───── EXTRACTED ENTRIES ─────
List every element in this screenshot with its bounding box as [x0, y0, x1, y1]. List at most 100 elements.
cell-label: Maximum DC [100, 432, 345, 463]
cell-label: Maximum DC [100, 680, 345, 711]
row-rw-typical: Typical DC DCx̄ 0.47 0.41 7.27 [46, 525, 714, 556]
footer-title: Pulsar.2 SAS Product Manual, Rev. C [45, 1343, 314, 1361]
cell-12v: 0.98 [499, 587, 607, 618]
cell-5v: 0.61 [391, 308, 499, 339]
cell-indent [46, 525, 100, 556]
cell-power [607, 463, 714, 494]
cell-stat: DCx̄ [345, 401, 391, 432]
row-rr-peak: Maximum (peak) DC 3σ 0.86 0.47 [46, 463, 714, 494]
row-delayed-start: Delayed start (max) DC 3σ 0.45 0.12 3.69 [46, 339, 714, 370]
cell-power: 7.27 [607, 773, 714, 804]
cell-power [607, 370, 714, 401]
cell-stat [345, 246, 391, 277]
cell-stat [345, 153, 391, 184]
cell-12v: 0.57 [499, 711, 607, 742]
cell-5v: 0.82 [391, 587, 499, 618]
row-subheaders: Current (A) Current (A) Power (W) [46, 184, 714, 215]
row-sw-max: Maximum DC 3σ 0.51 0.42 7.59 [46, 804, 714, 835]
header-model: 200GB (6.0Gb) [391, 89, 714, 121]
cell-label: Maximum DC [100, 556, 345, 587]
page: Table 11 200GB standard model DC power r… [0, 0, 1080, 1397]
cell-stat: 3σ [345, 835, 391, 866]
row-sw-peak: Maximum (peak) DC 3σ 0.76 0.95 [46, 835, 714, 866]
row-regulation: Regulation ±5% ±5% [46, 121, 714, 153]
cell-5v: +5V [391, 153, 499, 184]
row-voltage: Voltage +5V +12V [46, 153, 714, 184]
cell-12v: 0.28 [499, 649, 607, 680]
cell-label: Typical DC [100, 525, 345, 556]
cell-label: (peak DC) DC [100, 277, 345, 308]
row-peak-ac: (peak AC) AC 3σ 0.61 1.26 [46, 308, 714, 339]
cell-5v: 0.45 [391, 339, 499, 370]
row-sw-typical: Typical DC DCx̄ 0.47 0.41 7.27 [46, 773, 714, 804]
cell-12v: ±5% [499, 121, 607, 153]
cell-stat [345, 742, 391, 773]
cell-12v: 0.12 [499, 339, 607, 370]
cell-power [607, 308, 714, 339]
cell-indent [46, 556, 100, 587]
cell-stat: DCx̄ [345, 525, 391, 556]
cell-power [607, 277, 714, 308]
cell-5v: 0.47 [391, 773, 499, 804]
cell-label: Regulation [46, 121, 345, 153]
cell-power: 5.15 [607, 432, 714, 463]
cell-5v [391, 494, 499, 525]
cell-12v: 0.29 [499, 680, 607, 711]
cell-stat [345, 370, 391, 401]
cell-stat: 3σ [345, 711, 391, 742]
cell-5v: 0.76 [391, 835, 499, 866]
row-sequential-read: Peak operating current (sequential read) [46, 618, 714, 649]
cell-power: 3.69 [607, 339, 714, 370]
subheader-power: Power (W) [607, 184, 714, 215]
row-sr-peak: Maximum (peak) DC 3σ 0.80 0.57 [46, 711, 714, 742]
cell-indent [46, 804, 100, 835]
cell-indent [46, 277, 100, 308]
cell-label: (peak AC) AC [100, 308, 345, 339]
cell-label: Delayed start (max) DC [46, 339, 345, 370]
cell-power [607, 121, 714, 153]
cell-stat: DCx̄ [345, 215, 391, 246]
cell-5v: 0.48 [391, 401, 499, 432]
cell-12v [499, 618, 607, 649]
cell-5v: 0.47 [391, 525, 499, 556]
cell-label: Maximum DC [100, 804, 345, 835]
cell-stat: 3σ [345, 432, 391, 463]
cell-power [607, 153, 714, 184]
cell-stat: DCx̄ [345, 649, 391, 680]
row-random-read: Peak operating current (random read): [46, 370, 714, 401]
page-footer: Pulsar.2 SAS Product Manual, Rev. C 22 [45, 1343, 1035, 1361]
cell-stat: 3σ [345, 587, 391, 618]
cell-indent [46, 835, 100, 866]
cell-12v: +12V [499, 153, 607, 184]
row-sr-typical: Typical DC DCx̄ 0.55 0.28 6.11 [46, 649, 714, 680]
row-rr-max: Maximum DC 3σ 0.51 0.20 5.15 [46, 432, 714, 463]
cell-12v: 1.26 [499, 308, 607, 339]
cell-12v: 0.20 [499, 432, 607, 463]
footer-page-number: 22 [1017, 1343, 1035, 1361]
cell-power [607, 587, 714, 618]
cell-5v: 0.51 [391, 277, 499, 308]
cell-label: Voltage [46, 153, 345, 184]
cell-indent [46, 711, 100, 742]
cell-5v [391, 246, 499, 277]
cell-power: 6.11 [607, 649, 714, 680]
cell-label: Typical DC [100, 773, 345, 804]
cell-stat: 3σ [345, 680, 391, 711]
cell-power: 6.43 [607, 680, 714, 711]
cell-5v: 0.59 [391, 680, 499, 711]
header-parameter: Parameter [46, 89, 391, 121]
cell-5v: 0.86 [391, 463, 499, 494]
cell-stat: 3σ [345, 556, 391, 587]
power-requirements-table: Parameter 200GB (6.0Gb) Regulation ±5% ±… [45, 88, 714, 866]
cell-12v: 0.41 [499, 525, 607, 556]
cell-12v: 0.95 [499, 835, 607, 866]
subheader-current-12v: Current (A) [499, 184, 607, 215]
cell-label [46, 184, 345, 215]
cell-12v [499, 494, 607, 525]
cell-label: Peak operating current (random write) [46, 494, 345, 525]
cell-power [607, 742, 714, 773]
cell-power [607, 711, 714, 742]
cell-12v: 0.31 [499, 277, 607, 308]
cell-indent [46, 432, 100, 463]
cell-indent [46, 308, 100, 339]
─────
Give the number of lines in the listing above that contain the string "random", matching case exactly. Reply with the number alone.

§ COMPLETE RESPONSE:
2